- **EXERCISE GOAL**: Copy out every line in which the string "gemessene" occurs.

Saved data entries:
####################

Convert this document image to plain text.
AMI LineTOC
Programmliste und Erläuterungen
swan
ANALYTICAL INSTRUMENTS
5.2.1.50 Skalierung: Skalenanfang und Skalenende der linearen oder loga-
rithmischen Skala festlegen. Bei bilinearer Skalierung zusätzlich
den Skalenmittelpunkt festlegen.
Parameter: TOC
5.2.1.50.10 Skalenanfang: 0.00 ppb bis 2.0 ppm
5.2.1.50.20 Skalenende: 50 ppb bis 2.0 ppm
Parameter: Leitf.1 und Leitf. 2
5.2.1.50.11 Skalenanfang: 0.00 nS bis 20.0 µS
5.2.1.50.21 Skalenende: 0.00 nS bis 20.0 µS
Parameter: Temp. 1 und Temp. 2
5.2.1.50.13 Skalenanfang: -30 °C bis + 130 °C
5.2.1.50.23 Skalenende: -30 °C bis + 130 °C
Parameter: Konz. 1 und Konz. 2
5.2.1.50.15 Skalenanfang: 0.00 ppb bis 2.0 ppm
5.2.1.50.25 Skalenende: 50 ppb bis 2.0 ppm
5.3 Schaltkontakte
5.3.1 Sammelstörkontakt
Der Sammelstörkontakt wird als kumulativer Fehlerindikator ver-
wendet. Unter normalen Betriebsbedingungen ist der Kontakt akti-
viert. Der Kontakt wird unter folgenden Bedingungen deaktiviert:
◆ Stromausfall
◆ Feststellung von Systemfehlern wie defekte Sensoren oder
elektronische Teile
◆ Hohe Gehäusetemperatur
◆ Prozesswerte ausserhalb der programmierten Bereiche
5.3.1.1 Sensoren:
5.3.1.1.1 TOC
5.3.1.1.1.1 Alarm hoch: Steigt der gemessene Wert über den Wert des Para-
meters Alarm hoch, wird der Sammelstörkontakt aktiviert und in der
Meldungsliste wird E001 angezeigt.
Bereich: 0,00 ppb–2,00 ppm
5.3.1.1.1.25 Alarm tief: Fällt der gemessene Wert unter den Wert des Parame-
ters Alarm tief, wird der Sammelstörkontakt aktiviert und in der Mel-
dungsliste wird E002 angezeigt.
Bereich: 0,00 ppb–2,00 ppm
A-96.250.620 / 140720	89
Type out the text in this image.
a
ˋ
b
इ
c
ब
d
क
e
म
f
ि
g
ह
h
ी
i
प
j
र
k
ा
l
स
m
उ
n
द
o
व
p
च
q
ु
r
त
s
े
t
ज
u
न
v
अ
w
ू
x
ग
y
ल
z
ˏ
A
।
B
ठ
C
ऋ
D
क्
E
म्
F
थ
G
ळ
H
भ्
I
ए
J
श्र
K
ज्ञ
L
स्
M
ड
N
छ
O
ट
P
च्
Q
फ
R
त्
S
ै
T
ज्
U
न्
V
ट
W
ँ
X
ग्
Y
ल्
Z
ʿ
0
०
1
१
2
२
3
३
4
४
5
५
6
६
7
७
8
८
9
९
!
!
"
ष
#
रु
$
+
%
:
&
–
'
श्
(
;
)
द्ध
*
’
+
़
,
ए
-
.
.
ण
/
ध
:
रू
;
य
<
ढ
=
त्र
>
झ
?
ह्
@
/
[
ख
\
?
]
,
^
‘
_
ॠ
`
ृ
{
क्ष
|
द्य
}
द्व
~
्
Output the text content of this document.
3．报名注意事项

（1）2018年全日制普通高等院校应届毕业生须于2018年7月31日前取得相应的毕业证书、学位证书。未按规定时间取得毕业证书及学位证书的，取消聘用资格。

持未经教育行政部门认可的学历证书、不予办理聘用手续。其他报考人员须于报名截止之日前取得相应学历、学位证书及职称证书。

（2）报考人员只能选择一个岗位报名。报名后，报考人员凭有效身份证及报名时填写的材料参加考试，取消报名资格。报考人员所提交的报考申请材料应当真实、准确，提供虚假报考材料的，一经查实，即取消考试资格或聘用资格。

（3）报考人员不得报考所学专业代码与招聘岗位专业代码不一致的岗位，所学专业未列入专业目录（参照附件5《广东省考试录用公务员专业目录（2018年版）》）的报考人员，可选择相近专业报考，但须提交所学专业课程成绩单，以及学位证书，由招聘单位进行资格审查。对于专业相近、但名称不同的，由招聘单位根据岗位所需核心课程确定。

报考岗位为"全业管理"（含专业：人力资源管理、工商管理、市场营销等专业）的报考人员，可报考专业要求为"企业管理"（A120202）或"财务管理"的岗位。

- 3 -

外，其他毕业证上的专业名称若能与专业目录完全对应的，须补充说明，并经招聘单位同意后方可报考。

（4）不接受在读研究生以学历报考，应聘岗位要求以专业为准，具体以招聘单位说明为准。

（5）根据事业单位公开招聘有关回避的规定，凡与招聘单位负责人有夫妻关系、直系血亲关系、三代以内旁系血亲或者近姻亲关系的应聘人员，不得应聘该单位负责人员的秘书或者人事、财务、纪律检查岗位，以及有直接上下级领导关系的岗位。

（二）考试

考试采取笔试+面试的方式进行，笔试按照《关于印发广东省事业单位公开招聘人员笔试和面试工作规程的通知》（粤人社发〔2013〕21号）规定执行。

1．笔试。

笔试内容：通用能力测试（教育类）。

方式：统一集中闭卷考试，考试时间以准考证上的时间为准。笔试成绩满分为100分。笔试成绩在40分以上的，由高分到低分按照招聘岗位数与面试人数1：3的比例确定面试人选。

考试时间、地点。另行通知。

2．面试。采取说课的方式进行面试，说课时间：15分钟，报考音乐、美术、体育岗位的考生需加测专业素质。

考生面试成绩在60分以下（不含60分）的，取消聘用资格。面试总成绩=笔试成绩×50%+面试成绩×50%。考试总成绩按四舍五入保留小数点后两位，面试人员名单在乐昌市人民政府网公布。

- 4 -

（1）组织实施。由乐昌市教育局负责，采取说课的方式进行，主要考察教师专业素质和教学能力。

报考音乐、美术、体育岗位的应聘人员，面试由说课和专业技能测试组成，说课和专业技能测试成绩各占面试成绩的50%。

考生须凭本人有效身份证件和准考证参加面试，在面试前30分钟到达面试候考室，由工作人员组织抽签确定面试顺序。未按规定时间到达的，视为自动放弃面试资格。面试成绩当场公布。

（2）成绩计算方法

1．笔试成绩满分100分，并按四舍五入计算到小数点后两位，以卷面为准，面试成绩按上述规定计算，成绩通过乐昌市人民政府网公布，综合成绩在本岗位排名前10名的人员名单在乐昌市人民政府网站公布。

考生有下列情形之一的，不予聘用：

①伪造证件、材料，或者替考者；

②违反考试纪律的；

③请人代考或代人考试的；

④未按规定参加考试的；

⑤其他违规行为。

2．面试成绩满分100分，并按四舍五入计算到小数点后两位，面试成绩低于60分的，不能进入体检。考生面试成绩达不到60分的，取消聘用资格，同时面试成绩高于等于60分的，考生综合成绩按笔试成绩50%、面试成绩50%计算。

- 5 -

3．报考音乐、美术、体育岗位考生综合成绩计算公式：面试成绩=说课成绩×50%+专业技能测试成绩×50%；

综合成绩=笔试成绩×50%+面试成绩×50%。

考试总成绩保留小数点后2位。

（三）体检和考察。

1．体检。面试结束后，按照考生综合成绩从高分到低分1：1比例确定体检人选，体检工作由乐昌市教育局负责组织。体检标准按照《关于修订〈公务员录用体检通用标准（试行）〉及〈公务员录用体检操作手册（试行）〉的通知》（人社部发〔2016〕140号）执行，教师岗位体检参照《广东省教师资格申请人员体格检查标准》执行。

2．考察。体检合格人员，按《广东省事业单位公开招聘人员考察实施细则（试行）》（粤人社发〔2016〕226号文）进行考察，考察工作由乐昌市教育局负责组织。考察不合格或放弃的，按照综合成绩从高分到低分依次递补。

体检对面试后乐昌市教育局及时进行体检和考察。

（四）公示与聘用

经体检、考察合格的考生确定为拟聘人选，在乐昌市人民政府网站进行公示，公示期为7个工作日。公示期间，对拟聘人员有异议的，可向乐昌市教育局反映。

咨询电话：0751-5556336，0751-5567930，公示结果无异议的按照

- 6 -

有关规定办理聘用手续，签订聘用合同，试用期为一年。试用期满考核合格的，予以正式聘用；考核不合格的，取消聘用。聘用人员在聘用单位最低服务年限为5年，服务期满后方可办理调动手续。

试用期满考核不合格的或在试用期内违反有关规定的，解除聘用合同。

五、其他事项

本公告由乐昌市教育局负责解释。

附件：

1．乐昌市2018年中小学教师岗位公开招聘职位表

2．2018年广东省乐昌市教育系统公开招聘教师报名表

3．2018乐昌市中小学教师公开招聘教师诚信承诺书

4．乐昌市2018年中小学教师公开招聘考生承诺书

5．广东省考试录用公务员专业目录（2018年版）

####################

- **THE ANSWER**:
5.3.1.1.1.1 Alarm hoch: Steigt der gemessene Wert über den Wert des Para-
5.3.1.1.1.25 Alarm tief: Fällt der gemessene Wert unter den Wert des Parame-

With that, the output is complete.